* _Source excerpt_:

States rarely set out to create a new accountability 
system from whole cloth. A report from Education 
Commission of the States (1999) noted that 
components often fall into place in fits and starts, 
rather than in the logical sequence of developing 
standards and aligned assessments first. States may 
implement some components by law and others by 
regulation. Often components of state systems are 
not aligned because they were implemented years 
apart and for different purposes. 

In light of the increasing pressures on educators to 
strengthen, revise, or implement accountability 
systems, this policy brief attempts to summarize 
research results and provide guidance regarding 
decisions associated with school accountability. 

Standards-based accountability 
systems 

Unlike past notions of accountability, a 
standards-based system examines “outputs,” 
such as student performance and graduation 
rates,* as well as “inputs,” such as the amount of 
instructional time and the number of books in 
the school library. 



State and local policymakers and 
educators all bear responsibility for 
school success within standards- 
based accountability systems.

* _Work to do_:
1) In the school accountability excerpt, rewrite the passage starting at "such as student" and ending at "based accountability systems.", swapping in "lawmakers" for "policymakers".
2) Carry the school accountability excerpt forward from its final sentence.

* _Listed entries_:
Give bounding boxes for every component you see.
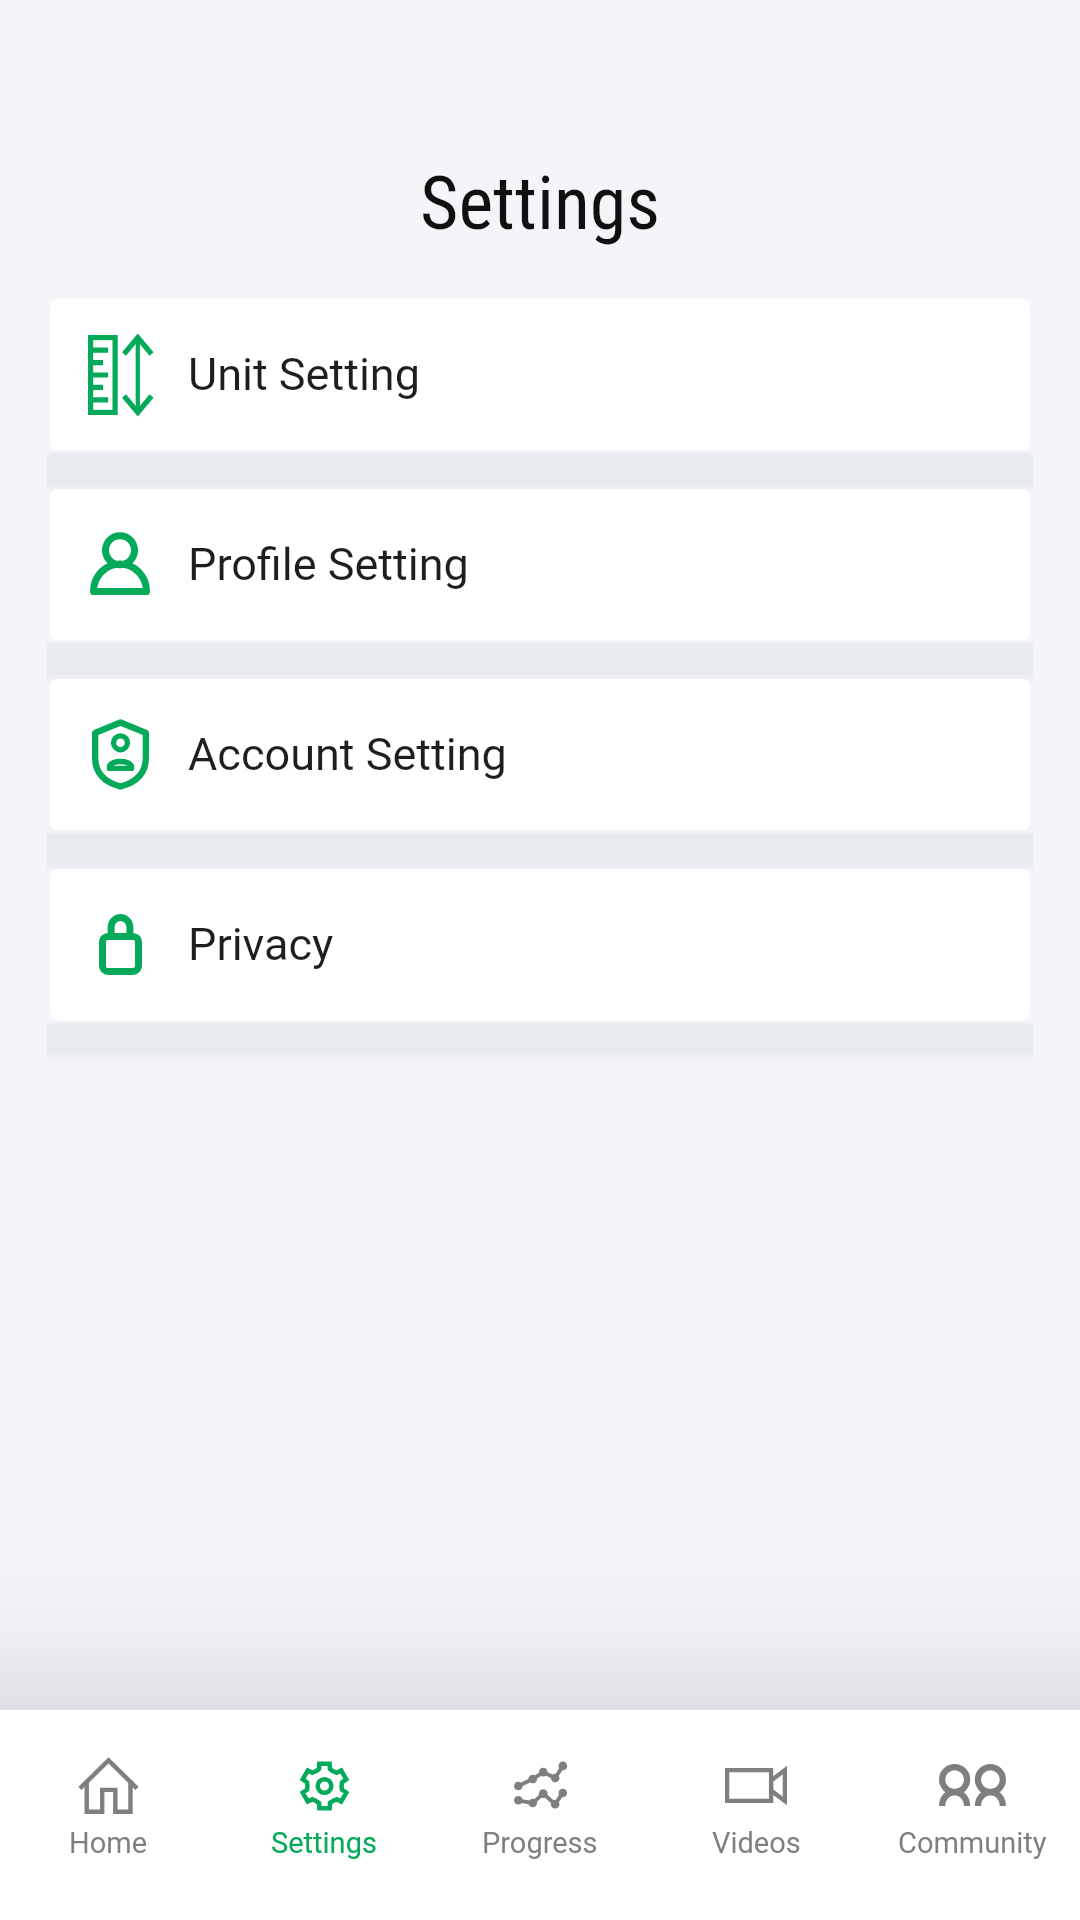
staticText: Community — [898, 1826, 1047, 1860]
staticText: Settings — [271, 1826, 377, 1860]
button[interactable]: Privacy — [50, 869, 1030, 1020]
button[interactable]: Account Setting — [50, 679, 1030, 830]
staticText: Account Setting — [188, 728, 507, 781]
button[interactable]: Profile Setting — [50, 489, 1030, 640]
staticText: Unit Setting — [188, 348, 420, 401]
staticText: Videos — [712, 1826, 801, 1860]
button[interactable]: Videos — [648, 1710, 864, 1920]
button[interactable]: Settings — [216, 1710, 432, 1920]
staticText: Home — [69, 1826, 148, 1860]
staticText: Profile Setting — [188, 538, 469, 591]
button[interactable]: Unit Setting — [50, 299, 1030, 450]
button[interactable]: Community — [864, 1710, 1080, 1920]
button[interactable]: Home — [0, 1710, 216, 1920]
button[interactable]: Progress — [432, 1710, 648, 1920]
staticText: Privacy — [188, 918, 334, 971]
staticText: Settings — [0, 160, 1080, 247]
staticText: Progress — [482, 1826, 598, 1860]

* _Exercise results_:
1)
such as student performance and graduation 
rates,* as well as “inputs,” such as the amount of 
instructional time and the number of books in 
the school library. 



State and local lawmakers and 
educators all bear responsibility for 
school success within standards- 
based accountability systems.

2)
State and local policymakers and educators all 
bear responsibility for school success within 
standards-based accountability systems. States 
hold districts and, in many cases, individual 
schools accountable for student achievement. In 
turn, districts and states are responsible for 
providing ongoing assistance and consequences 
to struggling schools. Although there is some 
agreement among education experts on key 
characteristics of accountability systems, there 



also is considerable debate about the best way to 
assure school accountability. 

A model of standards-based, state-level 
accountability systems that has emerged from 
discussions among experts and an analysis of 
reform efforts across the nation includes the 
following components (Education Commission of 
the States, 1999; Education Week, 1999, p. 9): 

• Aligning standards and assessments'. Congruent 
state and local content standards and student 
assessments that are aligned with those 
standards; 

• Rating school performance : A rating system that 
includes multiple indicators such as student 
achievement, attendance, drop-out rates, and 
graduation rates; 

• Reporting performance : A method of reporting 
school performance to parents, educators, 
policymakers, and the public, such as school 
report cards; 

• Providing assistance : The capacity and will at 
state and district levels to provide early and 
ongoing assistance to struggling schools; 

• Creating consequences'. Clearly defined remedies 
for low-achieving schools and recognition for 
high-achieving schools. 

A focus on accountability also is observed at the 
federal level, where provisions in the 1994 
Elementary and Secondary Education Act (U.S.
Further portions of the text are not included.